##### Records for this task #####
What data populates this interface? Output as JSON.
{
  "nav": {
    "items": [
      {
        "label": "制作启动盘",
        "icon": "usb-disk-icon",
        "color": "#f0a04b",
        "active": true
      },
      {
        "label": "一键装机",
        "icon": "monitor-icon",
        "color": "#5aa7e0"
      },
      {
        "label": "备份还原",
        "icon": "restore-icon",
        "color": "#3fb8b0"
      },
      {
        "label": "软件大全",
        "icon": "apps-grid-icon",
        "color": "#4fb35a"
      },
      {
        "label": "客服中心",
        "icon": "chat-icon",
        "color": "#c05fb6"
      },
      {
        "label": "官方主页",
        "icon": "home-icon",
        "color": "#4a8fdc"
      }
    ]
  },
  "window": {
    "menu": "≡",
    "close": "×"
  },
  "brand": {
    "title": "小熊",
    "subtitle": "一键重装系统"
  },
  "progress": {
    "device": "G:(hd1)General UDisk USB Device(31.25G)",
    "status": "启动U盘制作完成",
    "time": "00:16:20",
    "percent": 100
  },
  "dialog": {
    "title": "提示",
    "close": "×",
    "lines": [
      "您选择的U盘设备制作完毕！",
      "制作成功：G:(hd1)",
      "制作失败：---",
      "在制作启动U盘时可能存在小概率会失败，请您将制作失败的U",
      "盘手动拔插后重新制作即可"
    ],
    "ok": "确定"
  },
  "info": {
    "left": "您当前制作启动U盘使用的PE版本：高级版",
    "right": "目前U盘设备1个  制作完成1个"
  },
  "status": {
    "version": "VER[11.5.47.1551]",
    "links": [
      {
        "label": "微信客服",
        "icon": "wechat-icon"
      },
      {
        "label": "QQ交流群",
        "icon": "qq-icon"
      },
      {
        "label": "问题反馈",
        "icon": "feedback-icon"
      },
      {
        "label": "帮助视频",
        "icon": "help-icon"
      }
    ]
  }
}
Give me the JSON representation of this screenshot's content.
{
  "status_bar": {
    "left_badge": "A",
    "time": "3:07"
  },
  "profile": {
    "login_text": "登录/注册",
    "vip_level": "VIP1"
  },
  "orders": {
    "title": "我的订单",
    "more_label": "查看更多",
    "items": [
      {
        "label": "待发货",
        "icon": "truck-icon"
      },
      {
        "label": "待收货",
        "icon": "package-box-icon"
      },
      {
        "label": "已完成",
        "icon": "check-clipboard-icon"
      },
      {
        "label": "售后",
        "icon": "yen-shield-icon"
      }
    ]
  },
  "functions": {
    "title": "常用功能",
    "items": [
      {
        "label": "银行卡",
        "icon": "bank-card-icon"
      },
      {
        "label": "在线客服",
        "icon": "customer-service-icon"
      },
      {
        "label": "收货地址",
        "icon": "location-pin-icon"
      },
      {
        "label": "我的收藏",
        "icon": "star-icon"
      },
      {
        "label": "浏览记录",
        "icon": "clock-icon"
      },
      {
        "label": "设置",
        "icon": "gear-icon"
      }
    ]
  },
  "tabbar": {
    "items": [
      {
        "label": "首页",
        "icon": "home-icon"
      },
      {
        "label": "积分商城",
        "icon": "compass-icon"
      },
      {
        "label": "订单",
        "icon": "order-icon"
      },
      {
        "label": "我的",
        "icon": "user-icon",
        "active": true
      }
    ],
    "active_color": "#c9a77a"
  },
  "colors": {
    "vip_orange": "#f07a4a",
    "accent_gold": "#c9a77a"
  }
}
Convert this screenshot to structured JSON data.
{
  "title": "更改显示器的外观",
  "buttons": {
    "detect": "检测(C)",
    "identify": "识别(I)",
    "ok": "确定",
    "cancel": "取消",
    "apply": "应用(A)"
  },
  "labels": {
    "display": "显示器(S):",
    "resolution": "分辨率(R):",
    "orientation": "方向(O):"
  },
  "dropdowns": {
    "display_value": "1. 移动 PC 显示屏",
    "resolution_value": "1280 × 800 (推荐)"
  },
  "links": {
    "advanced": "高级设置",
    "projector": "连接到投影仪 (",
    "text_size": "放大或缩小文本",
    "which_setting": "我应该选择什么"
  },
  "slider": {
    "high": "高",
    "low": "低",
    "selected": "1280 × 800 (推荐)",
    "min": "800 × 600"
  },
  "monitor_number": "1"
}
#####
_Exercise objective_
Write the entire listing out again, word for word.

_Response to the task_
What data populates this interface? Output as JSON.
{
  "nav": {
    "items": [
      {
        "label": "制作启动盘",
        "icon": "usb-disk-icon",
        "color": "#f0a04b",
        "active": true
      },
      {
        "label": "一键装机",
        "icon": "monitor-icon",
        "color": "#5aa7e0"
      },
      {
        "label": "备份还原",
        "icon": "restore-icon",
        "color": "#3fb8b0"
      },
      {
        "label": "软件大全",
        "icon": "apps-grid-icon",
        "color": "#4fb35a"
      },
      {
        "label": "客服中心",
        "icon": "chat-icon",
        "color": "#c05fb6"
      },
      {
        "label": "官方主页",
        "icon": "home-icon",
        "color": "#4a8fdc"
      }
    ]
  },
  "window": {
    "menu": "≡",
    "close": "×"
  },
  "brand": {
    "title": "小熊",
    "subtitle": "一键重装系统"
  },
  "progress": {
    "device": "G:(hd1)General UDisk USB Device(31.25G)",
    "status": "启动U盘制作完成",
    "time": "00:16:20",
    "percent": 100
  },
  "dialog": {
    "title": "提示",
    "close": "×",
    "lines": [
      "您选择的U盘设备制作完毕！",
      "制作成功：G:(hd1)",
      "制作失败：---",
      "在制作启动U盘时可能存在小概率会失败，请您将制作失败的U",
      "盘手动拔插后重新制作即可"
    ],
    "ok": "确定"
  },
  "info": {
    "left": "您当前制作启动U盘使用的PE版本：高级版",
    "right": "目前U盘设备1个  制作完成1个"
  },
  "status": {
    "version": "VER[11.5.47.1551]",
    "links": [
      {
        "label": "微信客服",
        "icon": "wechat-icon"
      },
      {
        "label": "QQ交流群",
        "icon": "qq-icon"
      },
      {
        "label": "问题反馈",
        "icon": "feedback-icon"
      },
      {
        "label": "帮助视频",
        "icon": "help-icon"
      }
    ]
  }
}
Give me the JSON representation of this screenshot's content.
{
  "status_bar": {
    "left_badge": "A",
    "time": "3:07"
  },
  "profile": {
    "login_text": "登录/注册",
    "vip_level": "VIP1"
  },
  "orders": {
    "title": "我的订单",
    "more_label": "查看更多",
    "items": [
      {
        "label": "待发货",
        "icon": "truck-icon"
      },
      {
        "label": "待收货",
        "icon": "package-box-icon"
      },
      {
        "label": "已完成",
        "icon": "check-clipboard-icon"
      },
      {
        "label": "售后",
        "icon": "yen-shield-icon"
      }
    ]
  },
  "functions": {
    "title": "常用功能",
    "items": [
      {
        "label": "银行卡",
        "icon": "bank-card-icon"
      },
      {
        "label": "在线客服",
        "icon": "customer-service-icon"
      },
      {
        "label": "收货地址",
        "icon": "location-pin-icon"
      },
      {
        "label": "我的收藏",
        "icon": "star-icon"
      },
      {
        "label": "浏览记录",
        "icon": "clock-icon"
      },
      {
        "label": "设置",
        "icon": "gear-icon"
      }
    ]
  },
  "tabbar": {
    "items": [
      {
        "label": "首页",
        "icon": "home-icon"
      },
      {
        "label": "积分商城",
        "icon": "compass-icon"
      },
      {
        "label": "订单",
        "icon": "order-icon"
      },
      {
        "label": "我的",
        "icon": "user-icon",
        "active": true
      }
    ],
    "active_color": "#c9a77a"
  },
  "colors": {
    "vip_orange": "#f07a4a",
    "accent_gold": "#c9a77a"
  }
}
Convert this screenshot to structured JSON data.
{
  "title": "更改显示器的外观",
  "buttons": {
    "detect": "检测(C)",
    "identify": "识别(I)",
    "ok": "确定",
    "cancel": "取消",
    "apply": "应用(A)"
  },
  "labels": {
    "display": "显示器(S):",
    "resolution": "分辨率(R):",
    "orientation": "方向(O):"
  },
  "dropdowns": {
    "display_value": "1. 移动 PC 显示屏",
    "resolution_value": "1280 × 800 (推荐)"
  },
  "links": {
    "advanced": "高级设置",
    "projector": "连接到投影仪 (",
    "text_size": "放大或缩小文本",
    "which_setting": "我应该选择什么"
  },
  "slider": {
    "high": "高",
    "low": "低",
    "selected": "1280 × 800 (推荐)",
    "min": "800 × 600"
  },
  "monitor_number": "1"
}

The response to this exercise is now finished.